Exercise goal — Tell how many lines include the string "JSON". Answer with a single number.

Records for this exercise —
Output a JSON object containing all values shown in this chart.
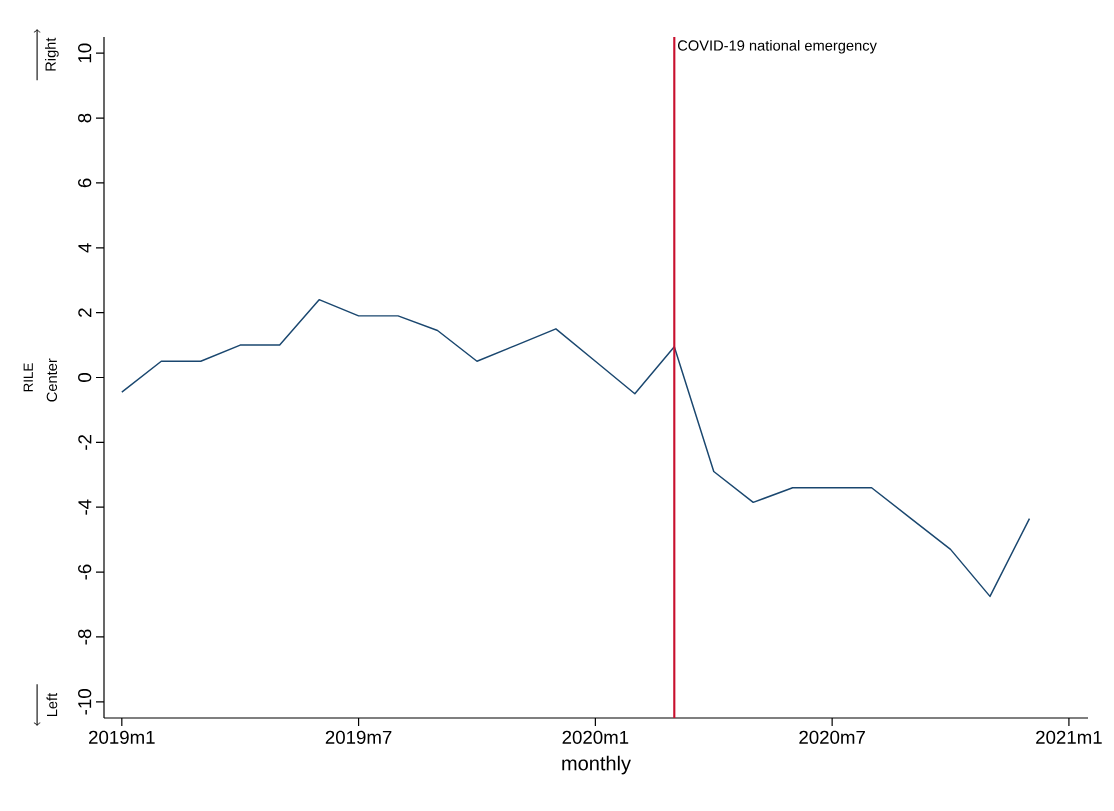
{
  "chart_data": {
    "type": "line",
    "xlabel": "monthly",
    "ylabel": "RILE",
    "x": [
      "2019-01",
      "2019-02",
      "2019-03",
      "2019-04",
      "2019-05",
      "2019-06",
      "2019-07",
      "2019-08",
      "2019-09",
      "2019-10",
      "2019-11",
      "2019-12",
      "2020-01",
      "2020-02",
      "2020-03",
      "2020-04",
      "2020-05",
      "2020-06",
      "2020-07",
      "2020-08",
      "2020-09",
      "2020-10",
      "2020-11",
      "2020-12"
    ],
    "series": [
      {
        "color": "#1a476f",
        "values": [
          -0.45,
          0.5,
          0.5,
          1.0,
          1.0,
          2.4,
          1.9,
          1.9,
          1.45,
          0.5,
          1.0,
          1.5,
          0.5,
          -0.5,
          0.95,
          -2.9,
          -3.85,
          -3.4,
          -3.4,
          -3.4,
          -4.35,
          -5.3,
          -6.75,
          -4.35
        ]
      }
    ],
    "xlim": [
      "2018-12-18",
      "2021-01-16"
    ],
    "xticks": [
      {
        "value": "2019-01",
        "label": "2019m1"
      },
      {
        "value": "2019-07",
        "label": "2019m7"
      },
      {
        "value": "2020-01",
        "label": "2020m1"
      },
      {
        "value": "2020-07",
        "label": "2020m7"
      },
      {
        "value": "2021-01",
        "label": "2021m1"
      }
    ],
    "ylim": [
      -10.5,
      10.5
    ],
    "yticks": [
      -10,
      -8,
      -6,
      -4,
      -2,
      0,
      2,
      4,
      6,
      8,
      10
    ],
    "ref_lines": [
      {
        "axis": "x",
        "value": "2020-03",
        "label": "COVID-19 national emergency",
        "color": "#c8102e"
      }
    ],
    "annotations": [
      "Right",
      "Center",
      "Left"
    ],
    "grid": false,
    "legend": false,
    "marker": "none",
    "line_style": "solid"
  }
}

--

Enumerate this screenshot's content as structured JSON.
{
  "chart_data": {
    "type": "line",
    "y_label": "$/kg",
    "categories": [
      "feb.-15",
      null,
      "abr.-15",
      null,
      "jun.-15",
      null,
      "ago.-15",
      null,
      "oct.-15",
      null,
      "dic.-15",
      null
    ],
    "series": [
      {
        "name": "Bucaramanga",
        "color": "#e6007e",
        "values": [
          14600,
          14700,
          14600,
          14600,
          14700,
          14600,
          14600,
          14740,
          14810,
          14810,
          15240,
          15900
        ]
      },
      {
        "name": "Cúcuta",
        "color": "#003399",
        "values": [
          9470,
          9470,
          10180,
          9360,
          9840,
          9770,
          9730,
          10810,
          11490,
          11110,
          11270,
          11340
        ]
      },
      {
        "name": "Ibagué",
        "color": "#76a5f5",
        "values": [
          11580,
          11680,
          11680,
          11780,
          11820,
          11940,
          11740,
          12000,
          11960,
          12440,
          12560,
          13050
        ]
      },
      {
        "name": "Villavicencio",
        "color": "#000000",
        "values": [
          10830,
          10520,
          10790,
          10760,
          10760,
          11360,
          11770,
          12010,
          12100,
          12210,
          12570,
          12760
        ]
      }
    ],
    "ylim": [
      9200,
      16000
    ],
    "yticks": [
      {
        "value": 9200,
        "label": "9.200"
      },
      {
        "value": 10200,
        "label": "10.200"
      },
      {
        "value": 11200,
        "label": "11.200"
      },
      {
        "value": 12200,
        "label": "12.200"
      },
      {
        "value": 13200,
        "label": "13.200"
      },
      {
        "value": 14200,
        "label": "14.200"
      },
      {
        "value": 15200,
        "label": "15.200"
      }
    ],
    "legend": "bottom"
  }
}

Task answer — 2